• Direction:
Your task is to reproduce the entries below word for word.

[Items listed in a dataset]
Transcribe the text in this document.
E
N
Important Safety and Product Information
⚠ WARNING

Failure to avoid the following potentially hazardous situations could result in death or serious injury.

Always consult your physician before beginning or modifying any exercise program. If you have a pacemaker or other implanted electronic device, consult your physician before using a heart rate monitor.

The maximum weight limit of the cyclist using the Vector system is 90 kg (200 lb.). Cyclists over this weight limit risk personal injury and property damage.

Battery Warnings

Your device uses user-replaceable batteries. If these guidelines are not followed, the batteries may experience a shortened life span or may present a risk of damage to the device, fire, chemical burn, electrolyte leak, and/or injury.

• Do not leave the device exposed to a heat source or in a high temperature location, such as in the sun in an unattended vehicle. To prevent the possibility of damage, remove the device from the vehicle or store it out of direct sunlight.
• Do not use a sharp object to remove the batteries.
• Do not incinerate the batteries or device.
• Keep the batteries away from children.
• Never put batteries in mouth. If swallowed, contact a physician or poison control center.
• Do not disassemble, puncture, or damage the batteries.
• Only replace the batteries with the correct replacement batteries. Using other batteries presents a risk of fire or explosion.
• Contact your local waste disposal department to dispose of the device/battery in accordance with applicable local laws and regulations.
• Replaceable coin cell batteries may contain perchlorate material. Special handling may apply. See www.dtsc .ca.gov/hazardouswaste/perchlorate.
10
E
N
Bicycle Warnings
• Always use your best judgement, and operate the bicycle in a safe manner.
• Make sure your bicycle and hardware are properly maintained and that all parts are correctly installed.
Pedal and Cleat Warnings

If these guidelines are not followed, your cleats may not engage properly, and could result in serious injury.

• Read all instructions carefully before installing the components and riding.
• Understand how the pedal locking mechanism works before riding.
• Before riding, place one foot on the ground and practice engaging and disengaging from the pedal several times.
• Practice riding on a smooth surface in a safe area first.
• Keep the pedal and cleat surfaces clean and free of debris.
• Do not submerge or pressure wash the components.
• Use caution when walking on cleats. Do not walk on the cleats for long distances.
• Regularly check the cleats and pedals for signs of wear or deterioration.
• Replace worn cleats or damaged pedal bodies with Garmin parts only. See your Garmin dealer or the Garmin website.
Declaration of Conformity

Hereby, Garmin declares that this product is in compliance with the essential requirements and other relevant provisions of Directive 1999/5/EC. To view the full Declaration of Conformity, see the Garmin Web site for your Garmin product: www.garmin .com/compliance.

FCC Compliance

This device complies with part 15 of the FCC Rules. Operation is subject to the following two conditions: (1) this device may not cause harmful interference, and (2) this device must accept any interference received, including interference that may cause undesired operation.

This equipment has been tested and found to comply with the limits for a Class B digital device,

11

• Task answer:
Transcribe the text in this document.
E
N
Important Safety and Product Information
⚠ WARNING

Failure to avoid the following potentially hazardous situations could result in death or serious injury.

Always consult your physician before beginning or modifying any exercise program. If you have a pacemaker or other implanted electronic device, consult your physician before using a heart rate monitor.

The maximum weight limit of the cyclist using the Vector system is 90 kg (200 lb.). Cyclists over this weight limit risk personal injury and property damage.

Battery Warnings

Your device uses user-replaceable batteries. If these guidelines are not followed, the batteries may experience a shortened life span or may present a risk of damage to the device, fire, chemical burn, electrolyte leak, and/or injury.

• Do not leave the device exposed to a heat source or in a high temperature location, such as in the sun in an unattended vehicle. To prevent the possibility of damage, remove the device from the vehicle or store it out of direct sunlight.
• Do not use a sharp object to remove the batteries.
• Do not incinerate the batteries or device.
• Keep the batteries away from children.
• Never put batteries in mouth. If swallowed, contact a physician or poison control center.
• Do not disassemble, puncture, or damage the batteries.
• Only replace the batteries with the correct replacement batteries. Using other batteries presents a risk of fire or explosion.
• Contact your local waste disposal department to dispose of the device/battery in accordance with applicable local laws and regulations.
• Replaceable coin cell batteries may contain perchlorate material. Special handling may apply. See www.dtsc .ca.gov/hazardouswaste/perchlorate.
10
E
N
Bicycle Warnings
• Always use your best judgement, and operate the bicycle in a safe manner.
• Make sure your bicycle and hardware are properly maintained and that all parts are correctly installed.
Pedal and Cleat Warnings

If these guidelines are not followed, your cleats may not engage properly, and could result in serious injury.

• Read all instructions carefully before installing the components and riding.
• Understand how the pedal locking mechanism works before riding.
• Before riding, place one foot on the ground and practice engaging and disengaging from the pedal several times.
• Practice riding on a smooth surface in a safe area first.
• Keep the pedal and cleat surfaces clean and free of debris.
• Do not submerge or pressure wash the components.
• Use caution when walking on cleats. Do not walk on the cleats for long distances.
• Regularly check the cleats and pedals for signs of wear or deterioration.
• Replace worn cleats or damaged pedal bodies with Garmin parts only. See your Garmin dealer or the Garmin website.
Declaration of Conformity

Hereby, Garmin declares that this product is in compliance with the essential requirements and other relevant provisions of Directive 1999/5/EC. To view the full Declaration of Conformity, see the Garmin Web site for your Garmin product: www.garmin .com/compliance.

FCC Compliance

This device complies with part 15 of the FCC Rules. Operation is subject to the following two conditions: (1) this device may not cause harmful interference, and (2) this device must accept any interference received, including interference that may cause undesired operation.

This equipment has been tested and found to comply with the limits for a Class B digital device,

11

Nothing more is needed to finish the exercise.